| INFORMATION GIVEN |

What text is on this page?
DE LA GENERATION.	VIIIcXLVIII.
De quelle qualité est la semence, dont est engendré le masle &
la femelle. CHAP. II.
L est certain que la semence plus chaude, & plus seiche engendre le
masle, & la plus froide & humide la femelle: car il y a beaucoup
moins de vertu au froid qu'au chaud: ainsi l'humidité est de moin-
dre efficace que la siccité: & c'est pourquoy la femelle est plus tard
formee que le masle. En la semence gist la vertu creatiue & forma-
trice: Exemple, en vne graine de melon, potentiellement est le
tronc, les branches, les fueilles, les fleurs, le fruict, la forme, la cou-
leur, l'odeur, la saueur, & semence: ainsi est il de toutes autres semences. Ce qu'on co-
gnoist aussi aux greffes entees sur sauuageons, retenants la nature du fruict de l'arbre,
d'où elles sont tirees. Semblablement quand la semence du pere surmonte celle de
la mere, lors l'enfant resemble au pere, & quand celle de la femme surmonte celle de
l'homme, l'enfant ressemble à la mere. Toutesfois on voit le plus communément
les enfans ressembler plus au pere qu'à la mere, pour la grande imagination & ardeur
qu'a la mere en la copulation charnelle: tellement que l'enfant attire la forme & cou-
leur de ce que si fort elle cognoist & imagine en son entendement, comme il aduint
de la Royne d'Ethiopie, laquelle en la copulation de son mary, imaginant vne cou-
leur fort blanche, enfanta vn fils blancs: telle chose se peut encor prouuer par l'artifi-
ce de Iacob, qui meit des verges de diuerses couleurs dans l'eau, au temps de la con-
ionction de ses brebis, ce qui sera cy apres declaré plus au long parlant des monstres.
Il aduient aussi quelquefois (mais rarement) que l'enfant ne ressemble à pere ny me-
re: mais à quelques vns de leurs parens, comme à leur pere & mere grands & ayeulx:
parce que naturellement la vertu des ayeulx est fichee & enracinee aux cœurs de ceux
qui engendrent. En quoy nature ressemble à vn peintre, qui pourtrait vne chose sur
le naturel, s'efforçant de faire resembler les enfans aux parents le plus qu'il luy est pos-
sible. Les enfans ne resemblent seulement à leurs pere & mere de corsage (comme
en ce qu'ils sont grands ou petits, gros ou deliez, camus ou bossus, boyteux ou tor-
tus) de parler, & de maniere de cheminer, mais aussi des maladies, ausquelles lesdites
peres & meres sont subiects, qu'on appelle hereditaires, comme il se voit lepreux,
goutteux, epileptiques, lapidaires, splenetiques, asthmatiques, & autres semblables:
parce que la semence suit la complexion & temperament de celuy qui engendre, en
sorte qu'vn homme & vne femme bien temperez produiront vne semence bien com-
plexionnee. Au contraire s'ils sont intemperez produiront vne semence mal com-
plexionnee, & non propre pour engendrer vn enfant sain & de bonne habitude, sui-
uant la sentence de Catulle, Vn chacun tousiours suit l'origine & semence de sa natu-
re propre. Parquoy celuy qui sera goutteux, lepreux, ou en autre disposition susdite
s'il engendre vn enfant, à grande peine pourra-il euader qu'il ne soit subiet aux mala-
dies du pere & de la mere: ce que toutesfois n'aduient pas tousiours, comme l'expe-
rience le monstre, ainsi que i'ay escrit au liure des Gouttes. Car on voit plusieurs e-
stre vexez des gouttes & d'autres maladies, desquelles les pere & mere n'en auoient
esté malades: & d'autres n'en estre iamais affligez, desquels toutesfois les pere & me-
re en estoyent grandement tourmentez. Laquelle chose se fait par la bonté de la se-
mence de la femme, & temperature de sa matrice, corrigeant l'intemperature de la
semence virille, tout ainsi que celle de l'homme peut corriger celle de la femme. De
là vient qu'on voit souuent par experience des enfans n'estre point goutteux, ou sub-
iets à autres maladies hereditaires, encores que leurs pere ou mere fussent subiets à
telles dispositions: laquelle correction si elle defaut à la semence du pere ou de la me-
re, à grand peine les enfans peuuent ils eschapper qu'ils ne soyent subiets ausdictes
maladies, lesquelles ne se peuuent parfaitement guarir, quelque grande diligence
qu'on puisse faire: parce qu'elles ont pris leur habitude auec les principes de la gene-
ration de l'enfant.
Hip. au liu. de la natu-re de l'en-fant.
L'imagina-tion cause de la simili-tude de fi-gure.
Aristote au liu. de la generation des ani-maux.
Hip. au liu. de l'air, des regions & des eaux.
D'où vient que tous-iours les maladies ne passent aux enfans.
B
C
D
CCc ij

| WRITTEN EXERCISE |
Look through the entries above for the word "lepreux". Copy every line where it shows up.

| ANSWER |
peres & meres sont subiects, qu'on appelle hereditaires, comme il se voit lepreux,
re propre. Parquoy celuy qui sera goutteux, lepreux, ou en autre disposition susdite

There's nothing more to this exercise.